● **Exercise requirements**
Find the word "charcoal" in the listing; pull out each line holding it.
━━━━━ Data section
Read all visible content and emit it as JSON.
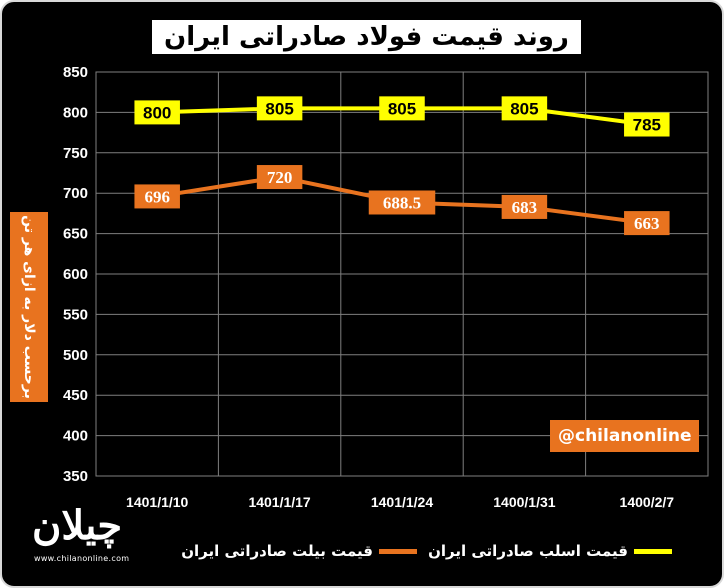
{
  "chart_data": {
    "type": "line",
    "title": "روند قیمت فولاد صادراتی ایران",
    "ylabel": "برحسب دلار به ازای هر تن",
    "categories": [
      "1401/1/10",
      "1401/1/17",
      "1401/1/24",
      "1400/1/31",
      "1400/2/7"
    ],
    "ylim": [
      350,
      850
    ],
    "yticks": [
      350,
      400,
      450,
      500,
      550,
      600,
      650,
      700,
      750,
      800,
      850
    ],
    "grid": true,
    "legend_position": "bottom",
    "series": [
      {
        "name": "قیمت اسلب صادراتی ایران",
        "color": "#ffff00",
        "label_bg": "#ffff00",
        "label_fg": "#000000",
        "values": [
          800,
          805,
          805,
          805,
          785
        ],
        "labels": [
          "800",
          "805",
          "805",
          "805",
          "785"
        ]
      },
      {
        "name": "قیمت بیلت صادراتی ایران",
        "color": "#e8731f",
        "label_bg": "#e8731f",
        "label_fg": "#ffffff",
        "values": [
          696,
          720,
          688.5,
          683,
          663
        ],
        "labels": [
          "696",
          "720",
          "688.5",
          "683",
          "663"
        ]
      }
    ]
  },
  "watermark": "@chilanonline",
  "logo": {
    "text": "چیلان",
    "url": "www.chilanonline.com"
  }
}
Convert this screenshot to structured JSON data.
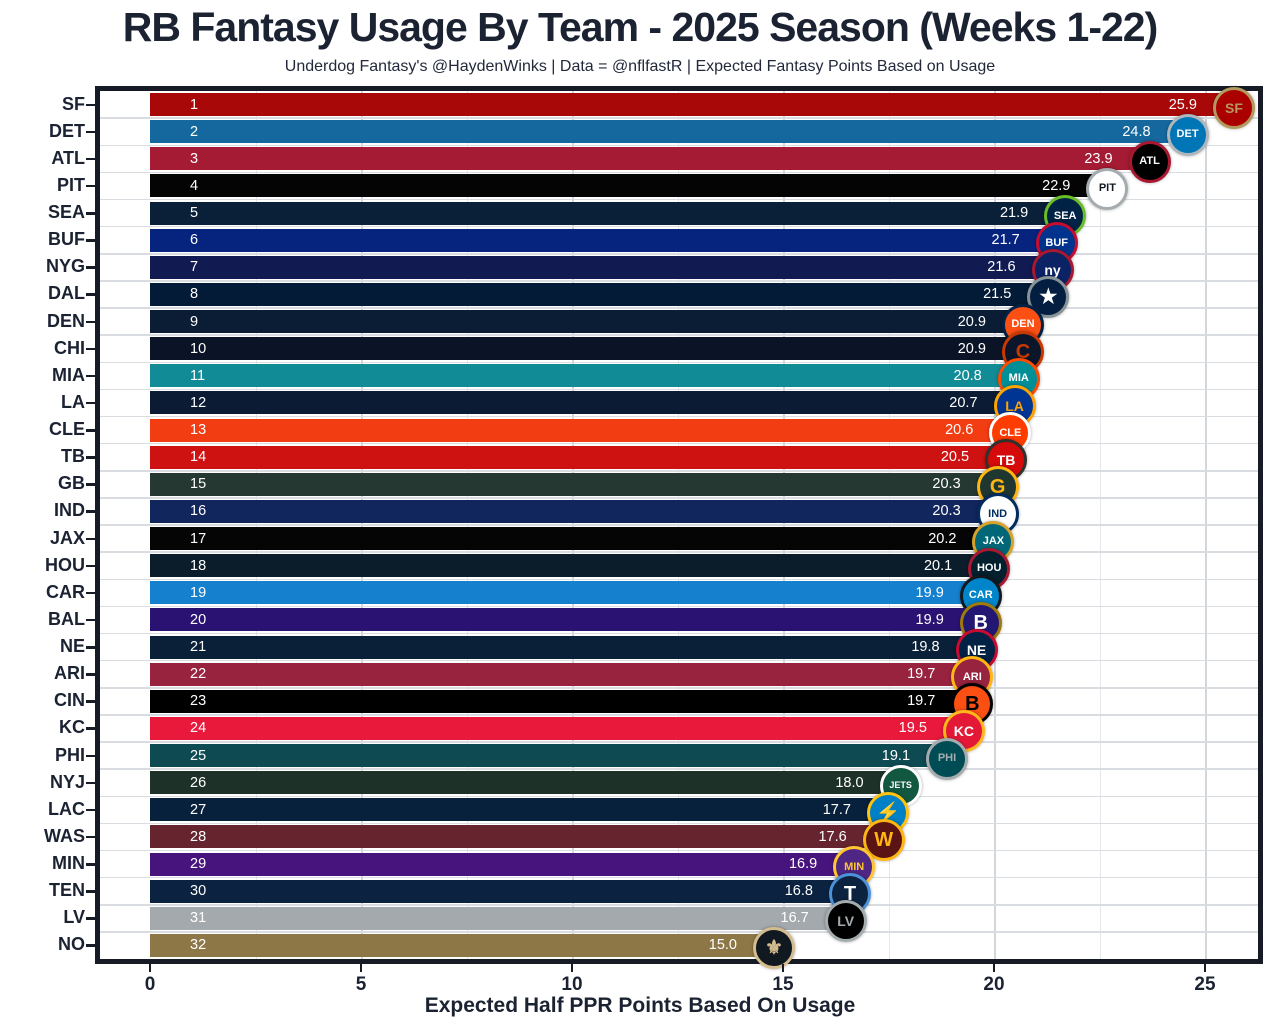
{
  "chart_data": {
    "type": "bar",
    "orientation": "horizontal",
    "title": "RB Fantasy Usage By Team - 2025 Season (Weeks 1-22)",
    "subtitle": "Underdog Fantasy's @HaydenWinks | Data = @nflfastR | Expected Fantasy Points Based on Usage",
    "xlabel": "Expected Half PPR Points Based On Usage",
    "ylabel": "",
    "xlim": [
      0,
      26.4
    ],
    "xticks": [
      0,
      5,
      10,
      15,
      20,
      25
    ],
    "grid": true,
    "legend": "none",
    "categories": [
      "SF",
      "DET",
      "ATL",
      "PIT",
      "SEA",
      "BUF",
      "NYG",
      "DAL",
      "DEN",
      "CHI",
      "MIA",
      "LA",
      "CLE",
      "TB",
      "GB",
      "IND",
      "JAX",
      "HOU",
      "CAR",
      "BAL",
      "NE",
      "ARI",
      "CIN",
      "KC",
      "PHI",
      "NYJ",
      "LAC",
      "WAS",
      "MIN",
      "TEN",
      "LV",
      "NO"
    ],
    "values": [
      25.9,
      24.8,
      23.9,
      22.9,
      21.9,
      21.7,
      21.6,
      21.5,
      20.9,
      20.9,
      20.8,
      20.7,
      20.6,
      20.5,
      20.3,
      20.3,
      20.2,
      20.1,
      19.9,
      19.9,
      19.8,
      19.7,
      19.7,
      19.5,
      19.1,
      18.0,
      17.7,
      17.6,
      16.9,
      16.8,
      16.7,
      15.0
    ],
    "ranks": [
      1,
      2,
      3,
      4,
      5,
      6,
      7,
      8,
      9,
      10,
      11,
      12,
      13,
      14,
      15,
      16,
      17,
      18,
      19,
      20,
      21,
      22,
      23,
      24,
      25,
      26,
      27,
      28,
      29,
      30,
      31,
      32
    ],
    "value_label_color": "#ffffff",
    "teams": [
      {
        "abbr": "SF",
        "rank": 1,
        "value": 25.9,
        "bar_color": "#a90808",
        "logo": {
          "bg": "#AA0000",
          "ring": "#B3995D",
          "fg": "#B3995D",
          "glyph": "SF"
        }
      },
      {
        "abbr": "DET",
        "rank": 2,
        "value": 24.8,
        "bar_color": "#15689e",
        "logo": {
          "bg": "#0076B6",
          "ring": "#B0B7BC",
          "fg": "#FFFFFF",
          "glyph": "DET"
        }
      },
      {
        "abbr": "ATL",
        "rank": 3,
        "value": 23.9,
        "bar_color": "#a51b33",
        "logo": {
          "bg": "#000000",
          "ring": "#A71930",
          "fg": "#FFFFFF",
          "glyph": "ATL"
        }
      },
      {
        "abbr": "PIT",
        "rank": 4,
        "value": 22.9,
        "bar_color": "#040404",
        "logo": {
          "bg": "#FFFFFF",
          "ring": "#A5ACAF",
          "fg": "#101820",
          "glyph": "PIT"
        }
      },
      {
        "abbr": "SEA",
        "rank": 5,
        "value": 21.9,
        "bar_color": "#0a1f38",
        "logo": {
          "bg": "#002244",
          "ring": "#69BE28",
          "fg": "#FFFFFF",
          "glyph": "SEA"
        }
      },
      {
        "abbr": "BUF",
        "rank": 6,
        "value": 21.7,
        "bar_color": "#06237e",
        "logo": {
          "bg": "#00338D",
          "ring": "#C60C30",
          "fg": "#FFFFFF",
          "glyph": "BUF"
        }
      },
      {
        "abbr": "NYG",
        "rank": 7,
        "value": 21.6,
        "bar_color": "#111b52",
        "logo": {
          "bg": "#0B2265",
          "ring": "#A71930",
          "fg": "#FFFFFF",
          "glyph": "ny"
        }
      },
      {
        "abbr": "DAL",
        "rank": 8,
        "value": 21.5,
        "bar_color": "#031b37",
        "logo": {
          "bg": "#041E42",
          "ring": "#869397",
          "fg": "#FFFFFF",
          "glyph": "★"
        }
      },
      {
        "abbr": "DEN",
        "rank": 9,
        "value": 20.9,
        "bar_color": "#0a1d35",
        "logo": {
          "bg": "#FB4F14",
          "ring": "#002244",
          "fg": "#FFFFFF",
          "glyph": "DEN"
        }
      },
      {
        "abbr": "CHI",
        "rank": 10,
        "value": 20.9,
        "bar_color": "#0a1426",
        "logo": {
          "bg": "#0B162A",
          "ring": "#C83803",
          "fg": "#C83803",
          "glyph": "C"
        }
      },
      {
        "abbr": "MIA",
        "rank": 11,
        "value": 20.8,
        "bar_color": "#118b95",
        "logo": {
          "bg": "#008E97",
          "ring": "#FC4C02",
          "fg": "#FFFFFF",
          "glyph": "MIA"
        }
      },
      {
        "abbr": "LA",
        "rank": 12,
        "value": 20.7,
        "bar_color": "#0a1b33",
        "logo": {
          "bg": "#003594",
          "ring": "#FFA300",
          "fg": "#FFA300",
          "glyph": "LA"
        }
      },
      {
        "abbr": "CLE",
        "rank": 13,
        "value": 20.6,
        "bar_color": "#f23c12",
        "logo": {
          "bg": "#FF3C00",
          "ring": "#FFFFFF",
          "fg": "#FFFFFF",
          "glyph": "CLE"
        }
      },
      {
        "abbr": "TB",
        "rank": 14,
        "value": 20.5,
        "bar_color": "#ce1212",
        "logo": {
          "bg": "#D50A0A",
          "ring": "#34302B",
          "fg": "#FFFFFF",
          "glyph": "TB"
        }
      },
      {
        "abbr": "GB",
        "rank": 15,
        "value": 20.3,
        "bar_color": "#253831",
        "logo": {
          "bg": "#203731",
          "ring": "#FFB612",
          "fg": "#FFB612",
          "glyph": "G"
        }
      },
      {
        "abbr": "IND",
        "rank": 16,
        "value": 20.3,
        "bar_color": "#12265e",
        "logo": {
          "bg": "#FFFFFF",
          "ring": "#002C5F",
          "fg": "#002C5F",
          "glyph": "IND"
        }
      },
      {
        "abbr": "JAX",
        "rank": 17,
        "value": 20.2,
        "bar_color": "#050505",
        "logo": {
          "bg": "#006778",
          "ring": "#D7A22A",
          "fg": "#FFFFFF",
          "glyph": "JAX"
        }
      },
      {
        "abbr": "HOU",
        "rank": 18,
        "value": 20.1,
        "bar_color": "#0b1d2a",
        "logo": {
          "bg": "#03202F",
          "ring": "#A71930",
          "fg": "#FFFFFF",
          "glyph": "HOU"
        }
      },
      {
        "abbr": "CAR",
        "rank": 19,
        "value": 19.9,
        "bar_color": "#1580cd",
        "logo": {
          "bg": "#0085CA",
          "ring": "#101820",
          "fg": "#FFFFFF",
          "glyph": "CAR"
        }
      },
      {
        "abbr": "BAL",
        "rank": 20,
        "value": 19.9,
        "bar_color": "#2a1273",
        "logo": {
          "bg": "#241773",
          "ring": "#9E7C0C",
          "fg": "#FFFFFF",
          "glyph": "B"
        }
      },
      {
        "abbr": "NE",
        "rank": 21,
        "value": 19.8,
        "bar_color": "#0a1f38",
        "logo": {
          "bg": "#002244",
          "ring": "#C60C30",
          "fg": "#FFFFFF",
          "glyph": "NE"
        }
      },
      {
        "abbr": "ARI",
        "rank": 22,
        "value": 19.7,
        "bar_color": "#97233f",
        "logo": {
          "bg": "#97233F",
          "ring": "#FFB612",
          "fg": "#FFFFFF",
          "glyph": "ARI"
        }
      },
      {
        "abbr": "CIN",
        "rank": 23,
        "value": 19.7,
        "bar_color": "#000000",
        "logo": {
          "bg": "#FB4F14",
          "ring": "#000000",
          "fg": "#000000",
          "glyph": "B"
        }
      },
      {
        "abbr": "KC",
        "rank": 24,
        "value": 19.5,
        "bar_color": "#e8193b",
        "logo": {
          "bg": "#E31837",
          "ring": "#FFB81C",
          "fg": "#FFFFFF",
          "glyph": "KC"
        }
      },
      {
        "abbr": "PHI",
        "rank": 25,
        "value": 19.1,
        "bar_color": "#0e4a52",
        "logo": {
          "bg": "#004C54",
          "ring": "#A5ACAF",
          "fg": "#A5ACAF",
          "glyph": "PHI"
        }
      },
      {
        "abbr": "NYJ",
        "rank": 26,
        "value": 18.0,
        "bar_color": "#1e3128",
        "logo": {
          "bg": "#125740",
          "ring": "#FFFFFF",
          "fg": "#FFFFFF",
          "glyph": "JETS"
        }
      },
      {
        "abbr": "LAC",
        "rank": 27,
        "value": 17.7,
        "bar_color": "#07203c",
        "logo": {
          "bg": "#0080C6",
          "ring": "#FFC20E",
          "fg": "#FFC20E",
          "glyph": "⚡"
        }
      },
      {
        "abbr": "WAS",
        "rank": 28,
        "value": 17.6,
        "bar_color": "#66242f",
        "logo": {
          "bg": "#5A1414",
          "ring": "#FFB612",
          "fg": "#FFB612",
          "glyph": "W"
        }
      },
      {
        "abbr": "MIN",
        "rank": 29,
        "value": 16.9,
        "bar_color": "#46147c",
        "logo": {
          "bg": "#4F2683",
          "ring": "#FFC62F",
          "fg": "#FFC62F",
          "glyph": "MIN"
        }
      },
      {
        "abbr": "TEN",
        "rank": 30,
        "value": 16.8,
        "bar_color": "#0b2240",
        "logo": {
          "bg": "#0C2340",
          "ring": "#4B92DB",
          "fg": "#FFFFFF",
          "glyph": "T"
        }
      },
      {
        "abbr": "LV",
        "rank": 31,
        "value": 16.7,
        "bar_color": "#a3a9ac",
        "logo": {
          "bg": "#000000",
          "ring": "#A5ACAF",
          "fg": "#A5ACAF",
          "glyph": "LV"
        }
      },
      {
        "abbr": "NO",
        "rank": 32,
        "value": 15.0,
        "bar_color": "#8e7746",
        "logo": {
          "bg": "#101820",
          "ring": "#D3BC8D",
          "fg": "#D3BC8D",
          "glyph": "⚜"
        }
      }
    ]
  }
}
━━━━━━━━━━
━━━━━ Data section
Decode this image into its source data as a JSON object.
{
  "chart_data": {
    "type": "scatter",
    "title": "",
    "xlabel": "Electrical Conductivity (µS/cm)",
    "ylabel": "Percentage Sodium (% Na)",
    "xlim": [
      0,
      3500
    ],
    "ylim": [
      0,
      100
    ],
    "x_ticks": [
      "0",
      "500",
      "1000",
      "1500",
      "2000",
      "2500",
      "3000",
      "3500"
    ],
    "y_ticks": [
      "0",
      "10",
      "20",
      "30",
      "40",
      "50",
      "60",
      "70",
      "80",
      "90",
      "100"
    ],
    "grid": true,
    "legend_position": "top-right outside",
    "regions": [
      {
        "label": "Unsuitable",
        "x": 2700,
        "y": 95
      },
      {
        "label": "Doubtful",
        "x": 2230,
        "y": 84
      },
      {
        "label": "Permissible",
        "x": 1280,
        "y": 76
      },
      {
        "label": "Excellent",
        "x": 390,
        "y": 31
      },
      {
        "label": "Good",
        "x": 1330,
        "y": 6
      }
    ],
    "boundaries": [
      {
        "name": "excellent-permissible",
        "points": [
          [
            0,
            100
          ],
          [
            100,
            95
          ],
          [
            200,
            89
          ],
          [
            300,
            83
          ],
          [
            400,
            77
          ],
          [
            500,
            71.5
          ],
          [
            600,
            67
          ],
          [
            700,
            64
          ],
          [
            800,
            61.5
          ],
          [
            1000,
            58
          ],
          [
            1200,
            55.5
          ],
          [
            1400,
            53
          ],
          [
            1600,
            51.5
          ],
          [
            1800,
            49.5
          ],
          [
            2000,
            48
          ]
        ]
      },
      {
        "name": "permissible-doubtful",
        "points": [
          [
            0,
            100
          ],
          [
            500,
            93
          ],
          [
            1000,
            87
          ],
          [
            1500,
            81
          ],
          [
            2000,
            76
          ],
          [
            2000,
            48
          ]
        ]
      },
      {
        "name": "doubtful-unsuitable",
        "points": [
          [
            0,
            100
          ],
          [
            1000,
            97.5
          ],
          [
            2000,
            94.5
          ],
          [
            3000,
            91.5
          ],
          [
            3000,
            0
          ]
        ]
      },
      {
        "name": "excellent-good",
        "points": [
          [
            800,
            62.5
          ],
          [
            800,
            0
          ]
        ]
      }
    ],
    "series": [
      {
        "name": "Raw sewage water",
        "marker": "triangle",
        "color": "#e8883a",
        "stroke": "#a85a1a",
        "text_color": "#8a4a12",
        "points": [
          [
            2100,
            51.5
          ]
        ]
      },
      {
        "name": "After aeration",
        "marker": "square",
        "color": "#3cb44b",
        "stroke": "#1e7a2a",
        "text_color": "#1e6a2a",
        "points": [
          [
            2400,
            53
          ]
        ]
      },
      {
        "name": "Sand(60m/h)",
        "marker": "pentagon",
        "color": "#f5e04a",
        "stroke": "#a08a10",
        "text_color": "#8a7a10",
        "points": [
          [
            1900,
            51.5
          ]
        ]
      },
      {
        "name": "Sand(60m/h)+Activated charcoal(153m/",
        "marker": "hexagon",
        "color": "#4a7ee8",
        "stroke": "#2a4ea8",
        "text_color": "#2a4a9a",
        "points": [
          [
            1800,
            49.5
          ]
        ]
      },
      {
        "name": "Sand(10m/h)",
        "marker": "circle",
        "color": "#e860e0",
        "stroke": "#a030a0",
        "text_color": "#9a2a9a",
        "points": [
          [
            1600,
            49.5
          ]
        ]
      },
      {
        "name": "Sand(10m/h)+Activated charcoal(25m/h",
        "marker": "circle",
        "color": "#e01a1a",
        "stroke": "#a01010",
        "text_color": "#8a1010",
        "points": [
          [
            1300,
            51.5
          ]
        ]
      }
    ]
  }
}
━━━━━━━━━━
━━━━━ Data section
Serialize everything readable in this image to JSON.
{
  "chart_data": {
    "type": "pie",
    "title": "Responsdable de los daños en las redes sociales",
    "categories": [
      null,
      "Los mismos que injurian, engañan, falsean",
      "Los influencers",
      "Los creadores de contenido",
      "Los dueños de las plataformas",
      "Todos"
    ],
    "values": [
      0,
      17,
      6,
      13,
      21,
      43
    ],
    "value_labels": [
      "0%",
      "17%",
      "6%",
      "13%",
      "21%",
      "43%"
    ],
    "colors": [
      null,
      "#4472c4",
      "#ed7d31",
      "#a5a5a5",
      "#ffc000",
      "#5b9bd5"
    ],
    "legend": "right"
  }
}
━━━━━━━━━━
● **The result**
        "name": "Sand(60m/h)+Activated charcoal(153m/",
        "name": "Sand(10m/h)+Activated charcoal(25m/h",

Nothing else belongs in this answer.